* **Record extracts**
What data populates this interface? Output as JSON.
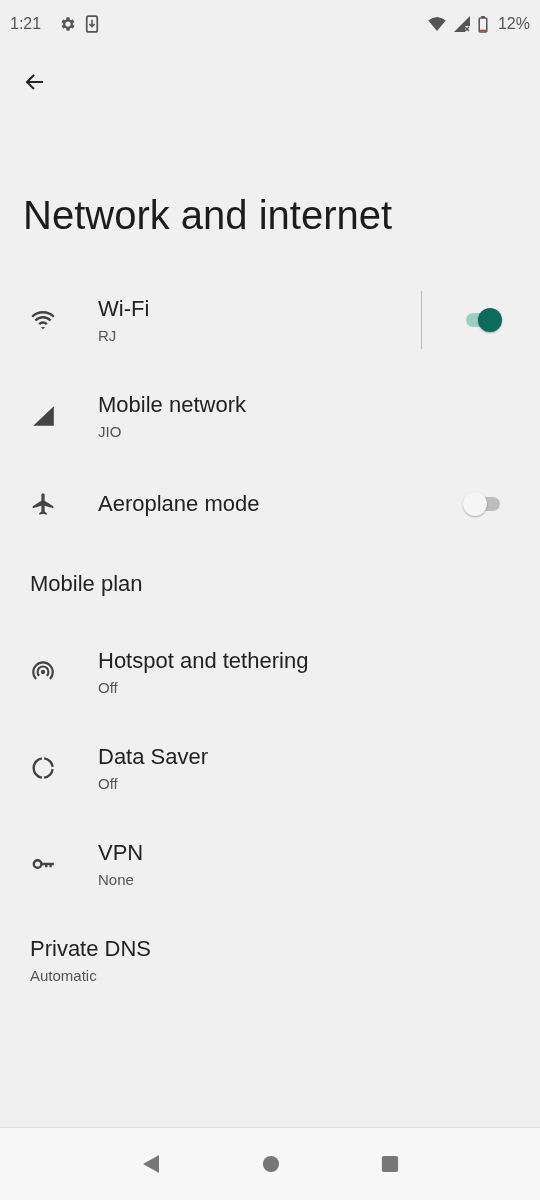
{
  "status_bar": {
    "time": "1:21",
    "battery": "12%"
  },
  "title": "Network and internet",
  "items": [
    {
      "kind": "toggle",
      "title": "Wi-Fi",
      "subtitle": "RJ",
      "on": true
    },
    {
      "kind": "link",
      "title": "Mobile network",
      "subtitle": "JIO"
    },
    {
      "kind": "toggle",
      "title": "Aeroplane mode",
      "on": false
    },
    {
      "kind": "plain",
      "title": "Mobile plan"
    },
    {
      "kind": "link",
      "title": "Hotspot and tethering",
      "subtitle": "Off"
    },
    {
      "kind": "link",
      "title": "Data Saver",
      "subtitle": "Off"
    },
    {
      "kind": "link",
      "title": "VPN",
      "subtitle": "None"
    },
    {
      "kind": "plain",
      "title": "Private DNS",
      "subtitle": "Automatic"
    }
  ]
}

* **Task**
Copy every line above that holds the word "Mobile".

* **Result**
      "title": "Mobile network",
      "title": "Mobile plan"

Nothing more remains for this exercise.